YOUR GOAL - Tell how many lines in the data below hold the string "深市港股通总成交额"; give nothing but the number.

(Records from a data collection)
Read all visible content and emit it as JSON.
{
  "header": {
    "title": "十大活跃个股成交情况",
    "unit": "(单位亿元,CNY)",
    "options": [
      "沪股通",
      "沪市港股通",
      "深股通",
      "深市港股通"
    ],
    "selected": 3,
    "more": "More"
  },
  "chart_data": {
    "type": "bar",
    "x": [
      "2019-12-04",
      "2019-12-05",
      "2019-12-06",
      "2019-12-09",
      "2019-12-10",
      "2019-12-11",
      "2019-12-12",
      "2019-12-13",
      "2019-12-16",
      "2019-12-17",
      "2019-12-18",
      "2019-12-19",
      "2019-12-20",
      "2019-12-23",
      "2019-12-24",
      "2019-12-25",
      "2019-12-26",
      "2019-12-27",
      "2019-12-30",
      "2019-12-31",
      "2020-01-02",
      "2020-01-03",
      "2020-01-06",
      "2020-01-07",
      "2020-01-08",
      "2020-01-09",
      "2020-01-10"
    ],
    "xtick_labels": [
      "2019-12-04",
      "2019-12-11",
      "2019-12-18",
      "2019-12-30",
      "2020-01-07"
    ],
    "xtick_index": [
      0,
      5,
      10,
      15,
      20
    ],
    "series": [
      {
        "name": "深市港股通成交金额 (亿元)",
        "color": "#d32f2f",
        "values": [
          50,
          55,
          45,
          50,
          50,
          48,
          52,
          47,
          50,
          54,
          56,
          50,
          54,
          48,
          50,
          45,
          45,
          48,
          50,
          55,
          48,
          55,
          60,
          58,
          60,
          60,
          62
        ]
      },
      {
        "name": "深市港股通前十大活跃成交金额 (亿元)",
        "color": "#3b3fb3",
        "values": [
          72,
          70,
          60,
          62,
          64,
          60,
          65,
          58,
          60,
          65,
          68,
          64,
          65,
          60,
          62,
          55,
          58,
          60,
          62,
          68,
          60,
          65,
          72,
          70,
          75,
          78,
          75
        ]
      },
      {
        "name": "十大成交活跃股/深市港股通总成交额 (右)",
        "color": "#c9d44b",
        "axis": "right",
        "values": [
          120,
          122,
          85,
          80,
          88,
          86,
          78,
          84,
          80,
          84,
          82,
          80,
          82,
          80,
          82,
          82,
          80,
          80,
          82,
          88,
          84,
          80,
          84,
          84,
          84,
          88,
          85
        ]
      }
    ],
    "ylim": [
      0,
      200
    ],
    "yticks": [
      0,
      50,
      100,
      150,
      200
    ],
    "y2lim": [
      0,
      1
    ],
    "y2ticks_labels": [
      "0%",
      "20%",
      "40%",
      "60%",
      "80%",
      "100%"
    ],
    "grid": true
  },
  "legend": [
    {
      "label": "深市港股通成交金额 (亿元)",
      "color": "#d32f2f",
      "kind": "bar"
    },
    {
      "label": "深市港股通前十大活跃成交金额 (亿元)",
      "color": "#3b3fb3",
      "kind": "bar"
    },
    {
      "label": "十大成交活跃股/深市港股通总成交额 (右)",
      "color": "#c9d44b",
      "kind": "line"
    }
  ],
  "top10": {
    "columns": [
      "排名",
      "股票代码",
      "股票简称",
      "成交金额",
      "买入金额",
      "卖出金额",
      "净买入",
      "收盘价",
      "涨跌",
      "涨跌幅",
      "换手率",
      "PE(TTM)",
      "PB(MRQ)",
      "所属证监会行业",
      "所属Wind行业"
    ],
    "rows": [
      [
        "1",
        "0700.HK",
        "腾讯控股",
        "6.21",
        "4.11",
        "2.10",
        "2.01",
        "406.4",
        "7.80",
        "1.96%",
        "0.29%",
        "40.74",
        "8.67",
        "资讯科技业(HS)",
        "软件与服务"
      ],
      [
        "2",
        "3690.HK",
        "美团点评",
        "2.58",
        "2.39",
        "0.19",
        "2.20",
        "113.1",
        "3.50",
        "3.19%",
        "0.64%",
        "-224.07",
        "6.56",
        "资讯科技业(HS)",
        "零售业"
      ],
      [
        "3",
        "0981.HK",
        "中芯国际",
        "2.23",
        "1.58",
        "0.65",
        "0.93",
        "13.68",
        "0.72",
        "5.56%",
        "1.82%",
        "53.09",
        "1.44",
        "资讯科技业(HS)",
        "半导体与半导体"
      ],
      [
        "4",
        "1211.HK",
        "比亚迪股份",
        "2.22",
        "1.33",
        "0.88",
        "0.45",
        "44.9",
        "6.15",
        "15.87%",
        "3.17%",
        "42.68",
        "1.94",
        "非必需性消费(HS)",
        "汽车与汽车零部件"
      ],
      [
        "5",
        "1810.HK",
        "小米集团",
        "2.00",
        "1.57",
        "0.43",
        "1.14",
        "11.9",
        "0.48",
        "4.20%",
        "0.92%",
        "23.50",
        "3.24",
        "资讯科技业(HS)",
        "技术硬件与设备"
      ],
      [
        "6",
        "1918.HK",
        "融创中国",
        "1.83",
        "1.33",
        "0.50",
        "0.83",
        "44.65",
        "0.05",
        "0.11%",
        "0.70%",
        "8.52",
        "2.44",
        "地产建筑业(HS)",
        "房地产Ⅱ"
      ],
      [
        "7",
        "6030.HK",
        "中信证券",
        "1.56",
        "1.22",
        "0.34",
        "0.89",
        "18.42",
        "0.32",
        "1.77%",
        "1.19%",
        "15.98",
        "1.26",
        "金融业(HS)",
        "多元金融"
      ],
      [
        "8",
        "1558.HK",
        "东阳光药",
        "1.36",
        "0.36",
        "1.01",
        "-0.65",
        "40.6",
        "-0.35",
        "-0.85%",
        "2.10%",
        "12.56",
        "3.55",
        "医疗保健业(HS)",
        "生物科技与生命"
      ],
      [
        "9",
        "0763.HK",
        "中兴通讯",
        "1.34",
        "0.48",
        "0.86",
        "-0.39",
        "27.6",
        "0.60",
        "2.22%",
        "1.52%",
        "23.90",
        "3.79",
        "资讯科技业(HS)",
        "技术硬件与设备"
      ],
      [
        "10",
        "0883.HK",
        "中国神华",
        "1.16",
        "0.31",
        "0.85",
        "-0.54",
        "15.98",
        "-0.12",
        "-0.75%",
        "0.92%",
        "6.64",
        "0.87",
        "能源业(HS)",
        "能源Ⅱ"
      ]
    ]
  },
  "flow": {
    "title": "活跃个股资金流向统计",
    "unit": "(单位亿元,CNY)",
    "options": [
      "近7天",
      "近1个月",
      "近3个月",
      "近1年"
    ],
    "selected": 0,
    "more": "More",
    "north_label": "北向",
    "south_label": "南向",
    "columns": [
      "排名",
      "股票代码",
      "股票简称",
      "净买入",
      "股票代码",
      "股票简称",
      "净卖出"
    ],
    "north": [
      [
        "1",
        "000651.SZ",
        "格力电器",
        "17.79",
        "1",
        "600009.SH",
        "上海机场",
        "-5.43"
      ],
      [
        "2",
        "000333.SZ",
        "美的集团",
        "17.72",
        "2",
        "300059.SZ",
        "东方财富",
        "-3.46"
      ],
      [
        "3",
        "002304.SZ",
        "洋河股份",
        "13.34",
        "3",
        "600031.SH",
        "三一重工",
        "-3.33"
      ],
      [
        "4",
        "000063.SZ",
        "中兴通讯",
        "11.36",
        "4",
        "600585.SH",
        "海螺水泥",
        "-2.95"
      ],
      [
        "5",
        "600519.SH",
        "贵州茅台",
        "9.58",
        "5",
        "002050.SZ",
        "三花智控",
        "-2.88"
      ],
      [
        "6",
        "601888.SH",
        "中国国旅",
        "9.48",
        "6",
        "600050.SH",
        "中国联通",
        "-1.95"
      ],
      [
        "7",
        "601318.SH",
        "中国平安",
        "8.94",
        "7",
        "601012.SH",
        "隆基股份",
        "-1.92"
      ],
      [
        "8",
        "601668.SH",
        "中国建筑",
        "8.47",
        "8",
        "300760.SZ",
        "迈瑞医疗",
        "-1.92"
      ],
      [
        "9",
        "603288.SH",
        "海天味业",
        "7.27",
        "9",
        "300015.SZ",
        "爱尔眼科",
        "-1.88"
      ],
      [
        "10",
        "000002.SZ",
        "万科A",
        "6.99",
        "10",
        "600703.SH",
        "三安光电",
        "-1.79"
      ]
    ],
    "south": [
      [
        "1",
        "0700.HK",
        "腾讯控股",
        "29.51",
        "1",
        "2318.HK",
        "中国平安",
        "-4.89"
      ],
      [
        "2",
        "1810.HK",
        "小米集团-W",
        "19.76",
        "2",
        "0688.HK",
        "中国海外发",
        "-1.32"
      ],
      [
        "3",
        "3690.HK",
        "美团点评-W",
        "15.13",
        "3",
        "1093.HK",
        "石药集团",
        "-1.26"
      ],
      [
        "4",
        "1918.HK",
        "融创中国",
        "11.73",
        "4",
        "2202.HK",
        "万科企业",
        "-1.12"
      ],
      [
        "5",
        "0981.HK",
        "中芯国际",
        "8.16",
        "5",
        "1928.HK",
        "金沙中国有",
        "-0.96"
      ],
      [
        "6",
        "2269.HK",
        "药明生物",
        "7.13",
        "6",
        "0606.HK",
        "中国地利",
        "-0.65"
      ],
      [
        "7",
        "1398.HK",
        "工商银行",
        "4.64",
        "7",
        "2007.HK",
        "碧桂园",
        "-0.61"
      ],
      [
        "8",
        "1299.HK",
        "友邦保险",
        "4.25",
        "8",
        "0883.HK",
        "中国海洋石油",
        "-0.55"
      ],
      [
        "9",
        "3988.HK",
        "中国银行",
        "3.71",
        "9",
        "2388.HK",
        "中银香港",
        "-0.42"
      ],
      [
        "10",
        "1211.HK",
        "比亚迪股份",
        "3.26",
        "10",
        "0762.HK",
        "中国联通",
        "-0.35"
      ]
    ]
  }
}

CORRECT ANSWER - 2